Instructions to follow ->
Give back only the lines from the one with "Convert this document image to plain text." through the last line of the data, exactly as they appear.

Materials provided ->
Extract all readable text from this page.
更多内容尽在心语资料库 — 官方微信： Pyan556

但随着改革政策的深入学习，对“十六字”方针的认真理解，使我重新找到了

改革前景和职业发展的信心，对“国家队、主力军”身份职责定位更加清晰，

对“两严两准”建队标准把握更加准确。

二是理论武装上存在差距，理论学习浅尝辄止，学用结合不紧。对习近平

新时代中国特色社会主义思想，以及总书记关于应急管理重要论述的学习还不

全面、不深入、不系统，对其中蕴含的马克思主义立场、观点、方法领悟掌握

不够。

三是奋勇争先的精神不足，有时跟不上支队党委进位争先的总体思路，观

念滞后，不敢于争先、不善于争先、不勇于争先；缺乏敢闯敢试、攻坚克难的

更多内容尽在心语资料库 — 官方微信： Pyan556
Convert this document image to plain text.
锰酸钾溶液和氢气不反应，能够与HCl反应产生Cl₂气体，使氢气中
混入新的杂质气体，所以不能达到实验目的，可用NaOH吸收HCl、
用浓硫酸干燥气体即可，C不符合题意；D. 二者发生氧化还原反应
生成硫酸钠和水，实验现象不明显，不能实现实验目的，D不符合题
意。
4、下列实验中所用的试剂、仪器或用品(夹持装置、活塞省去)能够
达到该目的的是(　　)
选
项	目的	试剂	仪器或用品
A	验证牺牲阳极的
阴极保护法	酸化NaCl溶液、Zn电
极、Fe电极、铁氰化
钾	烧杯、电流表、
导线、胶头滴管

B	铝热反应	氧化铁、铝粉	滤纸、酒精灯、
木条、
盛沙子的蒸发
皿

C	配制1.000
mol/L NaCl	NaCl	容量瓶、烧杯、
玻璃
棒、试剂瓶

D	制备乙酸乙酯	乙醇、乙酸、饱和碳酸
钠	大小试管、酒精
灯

Final result ->
Convert this document image to plain text.
锰酸钾溶液和氢气不反应，能够与HCl反应产生Cl₂气体，使氢气中
混入新的杂质气体，所以不能达到实验目的，可用NaOH吸收HCl、
用浓硫酸干燥气体即可，C不符合题意；D. 二者发生氧化还原反应
生成硫酸钠和水，实验现象不明显，不能实现实验目的，D不符合题
意。
4、下列实验中所用的试剂、仪器或用品(夹持装置、活塞省去)能够
达到该目的的是(　　)
选
项	目的	试剂	仪器或用品
A	验证牺牲阳极的
阴极保护法	酸化NaCl溶液、Zn电
极、Fe电极、铁氰化
钾	烧杯、电流表、
导线、胶头滴管

B	铝热反应	氧化铁、铝粉	滤纸、酒精灯、
木条、
盛沙子的蒸发
皿

C	配制1.000
mol/L NaCl	NaCl	容量瓶、烧杯、
玻璃
棒、试剂瓶

D	制备乙酸乙酯	乙醇、乙酸、饱和碳酸
钠	大小试管、酒精
灯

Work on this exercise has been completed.